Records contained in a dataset
------------------------------------
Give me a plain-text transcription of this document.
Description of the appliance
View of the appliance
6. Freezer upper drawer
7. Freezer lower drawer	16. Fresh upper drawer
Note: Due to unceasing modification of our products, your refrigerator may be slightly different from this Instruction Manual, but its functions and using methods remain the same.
------------------------------------
Problem statement: Quote the data above in full, changing nothing.

Response to the task:
Give me a plain-text transcription of this document.
Description of the appliance
View of the appliance
6. Freezer upper drawer
7. Freezer lower drawer	16. Fresh upper drawer
Note: Due to unceasing modification of our products, your refrigerator may be slightly different from this Instruction Manual, but its functions and using methods remain the same.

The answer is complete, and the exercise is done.